== Data in this exercise

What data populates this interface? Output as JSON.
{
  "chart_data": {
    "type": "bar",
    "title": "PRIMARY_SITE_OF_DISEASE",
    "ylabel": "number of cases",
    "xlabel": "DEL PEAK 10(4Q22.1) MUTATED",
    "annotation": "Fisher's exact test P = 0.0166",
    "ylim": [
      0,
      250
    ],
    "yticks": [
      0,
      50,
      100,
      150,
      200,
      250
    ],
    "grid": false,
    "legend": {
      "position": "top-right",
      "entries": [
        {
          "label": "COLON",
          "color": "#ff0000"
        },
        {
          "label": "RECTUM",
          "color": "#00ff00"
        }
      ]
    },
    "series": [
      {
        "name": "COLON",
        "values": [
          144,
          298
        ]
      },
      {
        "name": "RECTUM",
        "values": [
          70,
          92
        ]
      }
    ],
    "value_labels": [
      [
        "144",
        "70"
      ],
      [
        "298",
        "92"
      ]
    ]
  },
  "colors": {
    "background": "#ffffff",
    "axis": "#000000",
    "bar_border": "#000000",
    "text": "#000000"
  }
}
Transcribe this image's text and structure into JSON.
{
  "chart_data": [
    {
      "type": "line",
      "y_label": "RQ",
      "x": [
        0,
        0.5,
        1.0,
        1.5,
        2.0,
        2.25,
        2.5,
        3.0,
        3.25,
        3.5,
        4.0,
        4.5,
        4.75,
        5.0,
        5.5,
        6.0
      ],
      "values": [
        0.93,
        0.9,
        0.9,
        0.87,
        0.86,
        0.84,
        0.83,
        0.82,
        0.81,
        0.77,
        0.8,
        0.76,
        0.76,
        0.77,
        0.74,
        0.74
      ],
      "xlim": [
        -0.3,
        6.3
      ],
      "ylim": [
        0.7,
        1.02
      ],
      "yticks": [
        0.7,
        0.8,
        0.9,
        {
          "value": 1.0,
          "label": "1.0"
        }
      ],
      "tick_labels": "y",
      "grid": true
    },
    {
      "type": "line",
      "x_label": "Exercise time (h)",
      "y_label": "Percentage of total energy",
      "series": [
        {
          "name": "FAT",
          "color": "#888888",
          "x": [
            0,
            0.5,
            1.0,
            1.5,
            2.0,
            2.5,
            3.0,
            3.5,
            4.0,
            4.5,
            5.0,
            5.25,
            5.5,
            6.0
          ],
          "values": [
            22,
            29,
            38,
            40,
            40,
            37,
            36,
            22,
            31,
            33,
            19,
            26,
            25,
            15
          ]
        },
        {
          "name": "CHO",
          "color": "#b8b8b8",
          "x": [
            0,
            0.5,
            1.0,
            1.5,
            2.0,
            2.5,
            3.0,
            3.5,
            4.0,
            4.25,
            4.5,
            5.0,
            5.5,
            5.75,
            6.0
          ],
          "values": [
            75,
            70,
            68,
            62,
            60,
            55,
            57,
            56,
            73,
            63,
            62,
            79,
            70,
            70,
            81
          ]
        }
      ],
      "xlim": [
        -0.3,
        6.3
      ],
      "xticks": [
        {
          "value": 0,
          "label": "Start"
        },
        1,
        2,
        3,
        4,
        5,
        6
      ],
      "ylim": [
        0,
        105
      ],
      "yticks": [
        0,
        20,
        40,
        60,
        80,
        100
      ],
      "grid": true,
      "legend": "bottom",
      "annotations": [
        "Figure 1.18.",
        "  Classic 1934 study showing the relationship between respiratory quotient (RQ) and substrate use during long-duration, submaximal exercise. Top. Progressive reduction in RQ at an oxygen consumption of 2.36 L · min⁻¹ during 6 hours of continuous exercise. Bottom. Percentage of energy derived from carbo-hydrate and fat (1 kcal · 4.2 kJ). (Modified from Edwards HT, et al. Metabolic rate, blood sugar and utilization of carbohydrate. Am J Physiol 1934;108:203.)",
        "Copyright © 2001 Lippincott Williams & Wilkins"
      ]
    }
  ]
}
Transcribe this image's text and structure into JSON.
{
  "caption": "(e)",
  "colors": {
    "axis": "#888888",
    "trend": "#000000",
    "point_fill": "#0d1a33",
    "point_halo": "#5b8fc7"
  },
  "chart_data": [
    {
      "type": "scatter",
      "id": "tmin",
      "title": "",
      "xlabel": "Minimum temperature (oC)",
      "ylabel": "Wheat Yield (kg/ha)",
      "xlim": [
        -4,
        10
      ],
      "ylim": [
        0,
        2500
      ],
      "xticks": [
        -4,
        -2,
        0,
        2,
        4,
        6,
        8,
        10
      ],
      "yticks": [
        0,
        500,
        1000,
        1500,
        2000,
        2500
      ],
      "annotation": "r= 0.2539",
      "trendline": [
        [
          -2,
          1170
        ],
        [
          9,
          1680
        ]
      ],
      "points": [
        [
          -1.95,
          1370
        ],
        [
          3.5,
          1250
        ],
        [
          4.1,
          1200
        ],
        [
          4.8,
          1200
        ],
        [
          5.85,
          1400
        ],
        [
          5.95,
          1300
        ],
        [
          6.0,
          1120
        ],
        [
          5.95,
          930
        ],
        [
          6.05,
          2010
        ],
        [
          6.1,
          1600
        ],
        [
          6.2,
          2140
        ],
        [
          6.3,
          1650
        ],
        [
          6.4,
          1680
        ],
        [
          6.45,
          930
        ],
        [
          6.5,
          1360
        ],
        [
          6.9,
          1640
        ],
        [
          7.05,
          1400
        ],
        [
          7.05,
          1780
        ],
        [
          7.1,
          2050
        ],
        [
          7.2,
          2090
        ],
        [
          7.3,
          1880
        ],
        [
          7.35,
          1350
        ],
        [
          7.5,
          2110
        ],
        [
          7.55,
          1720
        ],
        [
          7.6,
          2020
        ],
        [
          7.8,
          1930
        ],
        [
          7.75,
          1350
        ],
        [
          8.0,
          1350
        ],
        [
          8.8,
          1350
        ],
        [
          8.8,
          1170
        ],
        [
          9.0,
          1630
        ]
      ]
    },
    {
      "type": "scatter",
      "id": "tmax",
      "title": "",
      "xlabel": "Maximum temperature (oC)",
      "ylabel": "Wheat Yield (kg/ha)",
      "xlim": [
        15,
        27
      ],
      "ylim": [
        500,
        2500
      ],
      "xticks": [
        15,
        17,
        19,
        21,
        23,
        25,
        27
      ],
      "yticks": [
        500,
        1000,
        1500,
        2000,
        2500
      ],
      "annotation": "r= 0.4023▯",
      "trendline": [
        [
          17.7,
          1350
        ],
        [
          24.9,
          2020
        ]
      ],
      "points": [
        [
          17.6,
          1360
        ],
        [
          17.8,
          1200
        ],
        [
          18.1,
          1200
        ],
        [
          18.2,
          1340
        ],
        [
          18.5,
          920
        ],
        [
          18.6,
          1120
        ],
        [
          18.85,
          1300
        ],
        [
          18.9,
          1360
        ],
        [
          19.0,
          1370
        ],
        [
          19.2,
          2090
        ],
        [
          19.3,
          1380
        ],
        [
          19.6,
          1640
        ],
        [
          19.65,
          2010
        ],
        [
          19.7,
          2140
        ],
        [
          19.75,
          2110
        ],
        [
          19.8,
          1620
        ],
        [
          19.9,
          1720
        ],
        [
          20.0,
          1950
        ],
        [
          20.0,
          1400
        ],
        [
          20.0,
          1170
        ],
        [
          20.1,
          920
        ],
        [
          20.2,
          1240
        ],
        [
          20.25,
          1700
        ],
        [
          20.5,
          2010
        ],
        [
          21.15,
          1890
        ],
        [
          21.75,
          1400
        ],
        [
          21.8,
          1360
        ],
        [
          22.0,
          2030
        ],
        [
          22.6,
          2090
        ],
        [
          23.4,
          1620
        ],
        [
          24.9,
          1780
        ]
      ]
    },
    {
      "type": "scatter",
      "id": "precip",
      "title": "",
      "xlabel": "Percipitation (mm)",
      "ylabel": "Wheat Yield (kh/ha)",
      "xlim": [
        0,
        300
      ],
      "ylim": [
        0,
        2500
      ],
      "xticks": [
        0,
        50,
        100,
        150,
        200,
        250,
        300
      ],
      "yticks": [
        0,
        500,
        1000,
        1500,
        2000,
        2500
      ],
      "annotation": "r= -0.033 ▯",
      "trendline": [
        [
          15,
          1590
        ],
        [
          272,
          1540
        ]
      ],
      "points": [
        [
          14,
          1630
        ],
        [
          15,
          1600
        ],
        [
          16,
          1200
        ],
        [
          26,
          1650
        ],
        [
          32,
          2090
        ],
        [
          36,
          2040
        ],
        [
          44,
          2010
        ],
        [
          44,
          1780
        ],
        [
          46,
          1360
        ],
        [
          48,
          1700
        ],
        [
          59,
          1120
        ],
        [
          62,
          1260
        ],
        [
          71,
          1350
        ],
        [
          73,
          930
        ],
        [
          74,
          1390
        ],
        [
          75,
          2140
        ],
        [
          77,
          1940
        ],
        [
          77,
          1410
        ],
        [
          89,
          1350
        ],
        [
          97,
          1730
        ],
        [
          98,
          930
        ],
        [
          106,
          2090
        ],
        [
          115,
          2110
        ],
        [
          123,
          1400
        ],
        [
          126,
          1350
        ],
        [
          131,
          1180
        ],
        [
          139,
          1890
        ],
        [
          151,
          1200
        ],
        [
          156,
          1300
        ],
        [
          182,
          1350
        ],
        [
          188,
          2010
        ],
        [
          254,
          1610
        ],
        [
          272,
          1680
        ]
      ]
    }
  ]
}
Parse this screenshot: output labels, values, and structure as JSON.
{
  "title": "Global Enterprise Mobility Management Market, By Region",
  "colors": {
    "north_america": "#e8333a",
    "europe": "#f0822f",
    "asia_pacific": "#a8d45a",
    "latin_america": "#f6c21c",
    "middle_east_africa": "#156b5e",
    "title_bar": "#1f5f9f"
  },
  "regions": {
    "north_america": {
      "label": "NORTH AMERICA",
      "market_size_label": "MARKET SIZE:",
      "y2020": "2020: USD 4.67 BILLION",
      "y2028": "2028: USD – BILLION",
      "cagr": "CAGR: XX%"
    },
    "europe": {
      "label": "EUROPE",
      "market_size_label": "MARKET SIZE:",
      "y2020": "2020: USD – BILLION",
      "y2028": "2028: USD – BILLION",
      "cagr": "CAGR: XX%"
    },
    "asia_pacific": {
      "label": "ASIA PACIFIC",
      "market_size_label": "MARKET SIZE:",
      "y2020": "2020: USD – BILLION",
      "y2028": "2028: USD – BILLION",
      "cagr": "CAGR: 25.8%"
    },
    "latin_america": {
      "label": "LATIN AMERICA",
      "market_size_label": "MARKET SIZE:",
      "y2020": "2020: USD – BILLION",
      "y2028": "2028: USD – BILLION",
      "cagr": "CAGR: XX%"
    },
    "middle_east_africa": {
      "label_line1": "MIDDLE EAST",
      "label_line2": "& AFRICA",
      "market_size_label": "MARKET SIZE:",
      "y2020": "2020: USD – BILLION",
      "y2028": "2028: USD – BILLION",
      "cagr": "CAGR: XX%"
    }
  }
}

====

Above is a listing; report how many of its lines include the word "temperature", giving the number only.

Full answer -
2